[Collection entries]

-----

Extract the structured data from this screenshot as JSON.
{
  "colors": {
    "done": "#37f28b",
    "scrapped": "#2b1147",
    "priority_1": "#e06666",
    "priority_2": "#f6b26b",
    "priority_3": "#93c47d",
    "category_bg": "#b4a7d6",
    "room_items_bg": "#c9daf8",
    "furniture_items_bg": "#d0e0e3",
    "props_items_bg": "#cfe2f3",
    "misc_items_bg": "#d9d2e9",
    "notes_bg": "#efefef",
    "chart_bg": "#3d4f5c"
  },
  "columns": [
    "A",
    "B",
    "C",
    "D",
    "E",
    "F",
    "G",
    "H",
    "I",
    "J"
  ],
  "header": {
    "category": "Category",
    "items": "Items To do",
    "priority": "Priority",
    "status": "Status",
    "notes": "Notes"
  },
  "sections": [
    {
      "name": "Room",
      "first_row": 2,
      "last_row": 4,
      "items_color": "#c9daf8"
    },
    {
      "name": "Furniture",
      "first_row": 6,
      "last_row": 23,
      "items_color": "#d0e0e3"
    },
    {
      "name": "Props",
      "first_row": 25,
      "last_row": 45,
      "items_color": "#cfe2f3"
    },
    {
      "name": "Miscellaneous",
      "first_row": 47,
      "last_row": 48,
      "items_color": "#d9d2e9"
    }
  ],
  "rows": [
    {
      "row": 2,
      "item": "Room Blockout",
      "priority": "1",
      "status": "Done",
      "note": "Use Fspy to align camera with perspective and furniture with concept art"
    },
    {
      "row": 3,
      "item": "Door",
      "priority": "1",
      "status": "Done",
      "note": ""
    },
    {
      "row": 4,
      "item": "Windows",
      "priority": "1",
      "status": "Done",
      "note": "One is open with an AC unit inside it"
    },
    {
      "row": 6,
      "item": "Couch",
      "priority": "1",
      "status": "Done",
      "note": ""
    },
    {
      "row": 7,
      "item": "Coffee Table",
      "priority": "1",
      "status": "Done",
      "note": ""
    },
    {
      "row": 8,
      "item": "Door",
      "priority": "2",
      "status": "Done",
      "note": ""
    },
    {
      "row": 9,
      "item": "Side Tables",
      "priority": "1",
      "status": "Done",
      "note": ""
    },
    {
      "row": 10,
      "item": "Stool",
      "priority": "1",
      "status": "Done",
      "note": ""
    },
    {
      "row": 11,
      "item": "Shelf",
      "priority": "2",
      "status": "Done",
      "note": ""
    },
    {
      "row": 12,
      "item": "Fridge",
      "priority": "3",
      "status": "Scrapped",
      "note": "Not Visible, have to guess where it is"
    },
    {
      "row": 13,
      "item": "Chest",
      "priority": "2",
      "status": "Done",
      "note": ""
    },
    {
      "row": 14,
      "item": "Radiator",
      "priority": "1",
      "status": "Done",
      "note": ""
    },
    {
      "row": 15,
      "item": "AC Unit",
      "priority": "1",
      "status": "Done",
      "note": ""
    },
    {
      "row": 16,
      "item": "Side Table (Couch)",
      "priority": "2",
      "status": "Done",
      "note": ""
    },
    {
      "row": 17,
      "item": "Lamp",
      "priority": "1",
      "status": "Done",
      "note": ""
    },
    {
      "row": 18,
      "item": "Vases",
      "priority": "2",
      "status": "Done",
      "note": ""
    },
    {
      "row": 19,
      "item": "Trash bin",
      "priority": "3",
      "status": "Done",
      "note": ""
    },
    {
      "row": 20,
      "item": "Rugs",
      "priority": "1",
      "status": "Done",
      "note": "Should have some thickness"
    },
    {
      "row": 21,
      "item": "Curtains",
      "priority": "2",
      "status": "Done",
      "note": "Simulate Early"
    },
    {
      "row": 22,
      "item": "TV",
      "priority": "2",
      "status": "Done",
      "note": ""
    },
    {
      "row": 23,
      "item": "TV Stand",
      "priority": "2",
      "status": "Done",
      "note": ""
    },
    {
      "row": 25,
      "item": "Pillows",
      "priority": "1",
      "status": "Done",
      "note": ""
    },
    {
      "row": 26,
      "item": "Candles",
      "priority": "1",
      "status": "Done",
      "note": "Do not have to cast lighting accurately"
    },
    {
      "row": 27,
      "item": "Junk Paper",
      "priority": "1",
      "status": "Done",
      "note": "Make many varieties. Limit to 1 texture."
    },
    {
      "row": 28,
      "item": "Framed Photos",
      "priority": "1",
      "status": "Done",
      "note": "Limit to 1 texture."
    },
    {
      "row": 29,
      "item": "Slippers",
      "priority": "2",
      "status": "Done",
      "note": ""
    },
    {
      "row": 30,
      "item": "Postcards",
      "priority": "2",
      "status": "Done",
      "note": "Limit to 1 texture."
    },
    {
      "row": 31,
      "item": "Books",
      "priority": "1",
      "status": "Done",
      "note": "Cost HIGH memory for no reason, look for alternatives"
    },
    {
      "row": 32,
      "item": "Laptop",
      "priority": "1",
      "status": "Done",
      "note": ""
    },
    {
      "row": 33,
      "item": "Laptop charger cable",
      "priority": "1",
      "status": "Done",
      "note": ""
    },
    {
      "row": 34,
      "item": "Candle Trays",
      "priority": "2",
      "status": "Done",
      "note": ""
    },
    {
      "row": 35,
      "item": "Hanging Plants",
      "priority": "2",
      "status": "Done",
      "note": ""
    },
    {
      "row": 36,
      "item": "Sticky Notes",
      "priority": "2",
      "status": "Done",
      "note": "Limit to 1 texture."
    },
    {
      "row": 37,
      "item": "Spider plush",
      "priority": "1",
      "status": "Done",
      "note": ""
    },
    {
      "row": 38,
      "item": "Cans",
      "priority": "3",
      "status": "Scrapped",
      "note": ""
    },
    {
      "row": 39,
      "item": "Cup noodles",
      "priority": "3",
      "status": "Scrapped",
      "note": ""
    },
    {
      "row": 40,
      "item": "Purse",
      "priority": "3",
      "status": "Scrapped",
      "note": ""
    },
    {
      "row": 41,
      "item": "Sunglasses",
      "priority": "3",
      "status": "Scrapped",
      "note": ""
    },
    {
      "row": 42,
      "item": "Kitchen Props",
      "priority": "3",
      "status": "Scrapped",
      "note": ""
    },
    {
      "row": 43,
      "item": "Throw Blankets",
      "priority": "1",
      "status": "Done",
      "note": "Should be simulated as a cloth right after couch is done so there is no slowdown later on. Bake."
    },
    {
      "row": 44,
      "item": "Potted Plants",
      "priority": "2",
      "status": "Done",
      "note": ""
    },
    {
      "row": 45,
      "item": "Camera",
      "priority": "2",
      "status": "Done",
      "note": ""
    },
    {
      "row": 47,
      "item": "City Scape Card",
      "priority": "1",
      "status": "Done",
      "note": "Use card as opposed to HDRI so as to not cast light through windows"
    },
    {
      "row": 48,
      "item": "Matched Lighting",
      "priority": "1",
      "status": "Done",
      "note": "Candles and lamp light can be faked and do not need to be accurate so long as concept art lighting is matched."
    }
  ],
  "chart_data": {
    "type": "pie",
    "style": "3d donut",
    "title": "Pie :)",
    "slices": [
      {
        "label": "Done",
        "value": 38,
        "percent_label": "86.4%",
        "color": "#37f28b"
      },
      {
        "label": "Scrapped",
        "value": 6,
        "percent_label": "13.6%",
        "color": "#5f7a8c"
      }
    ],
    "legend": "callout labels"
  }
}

-----

- **Exercise**:
Pick out and copy the lines of the entries that hold the string "Plants".

- **Exercise result**:
      "item": "Hanging Plants",
      "item": "Potted Plants",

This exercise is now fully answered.